• [STATED GOAL]
Can you pull out each line of the data below that includes the word "none"?

• [EXTRACTED DATA]
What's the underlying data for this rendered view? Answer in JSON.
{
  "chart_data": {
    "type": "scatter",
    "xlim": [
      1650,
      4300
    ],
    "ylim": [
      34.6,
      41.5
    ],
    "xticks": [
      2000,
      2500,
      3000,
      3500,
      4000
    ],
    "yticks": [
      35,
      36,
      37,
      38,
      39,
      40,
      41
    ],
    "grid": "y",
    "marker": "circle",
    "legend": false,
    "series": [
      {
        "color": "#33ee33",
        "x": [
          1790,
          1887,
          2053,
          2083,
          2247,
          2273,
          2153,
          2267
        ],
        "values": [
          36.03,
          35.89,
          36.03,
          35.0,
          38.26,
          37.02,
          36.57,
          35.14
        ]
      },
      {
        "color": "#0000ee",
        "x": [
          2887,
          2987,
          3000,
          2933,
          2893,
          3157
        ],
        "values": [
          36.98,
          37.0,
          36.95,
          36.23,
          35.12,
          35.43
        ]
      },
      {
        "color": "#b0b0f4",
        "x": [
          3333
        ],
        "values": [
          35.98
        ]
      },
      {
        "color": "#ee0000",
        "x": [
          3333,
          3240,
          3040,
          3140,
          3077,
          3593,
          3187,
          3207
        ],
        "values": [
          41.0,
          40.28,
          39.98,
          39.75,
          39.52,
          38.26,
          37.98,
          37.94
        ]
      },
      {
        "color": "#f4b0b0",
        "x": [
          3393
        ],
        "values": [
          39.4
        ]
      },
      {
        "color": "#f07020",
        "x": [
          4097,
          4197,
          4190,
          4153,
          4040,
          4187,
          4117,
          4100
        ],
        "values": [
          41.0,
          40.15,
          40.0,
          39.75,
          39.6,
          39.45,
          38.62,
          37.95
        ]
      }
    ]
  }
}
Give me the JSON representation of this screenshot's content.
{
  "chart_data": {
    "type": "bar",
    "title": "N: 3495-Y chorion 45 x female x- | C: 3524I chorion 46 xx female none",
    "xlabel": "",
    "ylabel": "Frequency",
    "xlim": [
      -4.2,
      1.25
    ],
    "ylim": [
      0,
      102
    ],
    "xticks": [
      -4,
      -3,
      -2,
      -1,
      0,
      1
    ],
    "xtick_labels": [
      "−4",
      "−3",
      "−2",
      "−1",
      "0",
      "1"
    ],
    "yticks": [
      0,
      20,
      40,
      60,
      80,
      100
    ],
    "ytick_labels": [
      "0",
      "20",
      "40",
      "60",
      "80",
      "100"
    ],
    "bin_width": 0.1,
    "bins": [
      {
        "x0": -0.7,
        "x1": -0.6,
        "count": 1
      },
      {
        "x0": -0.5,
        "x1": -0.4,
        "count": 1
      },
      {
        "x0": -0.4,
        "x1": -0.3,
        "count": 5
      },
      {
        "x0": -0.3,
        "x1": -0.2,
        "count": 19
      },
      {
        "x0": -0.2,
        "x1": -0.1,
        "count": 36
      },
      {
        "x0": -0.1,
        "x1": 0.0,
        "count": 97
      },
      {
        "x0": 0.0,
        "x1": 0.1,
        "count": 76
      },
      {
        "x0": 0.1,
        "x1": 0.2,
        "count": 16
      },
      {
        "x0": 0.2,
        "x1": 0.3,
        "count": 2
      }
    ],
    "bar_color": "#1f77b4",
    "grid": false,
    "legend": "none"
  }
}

• [ANSWER]
    "title": "N: 3495-Y chorion 45 x female x- | C: 3524I chorion 46 xx female none",
    "legend": "none"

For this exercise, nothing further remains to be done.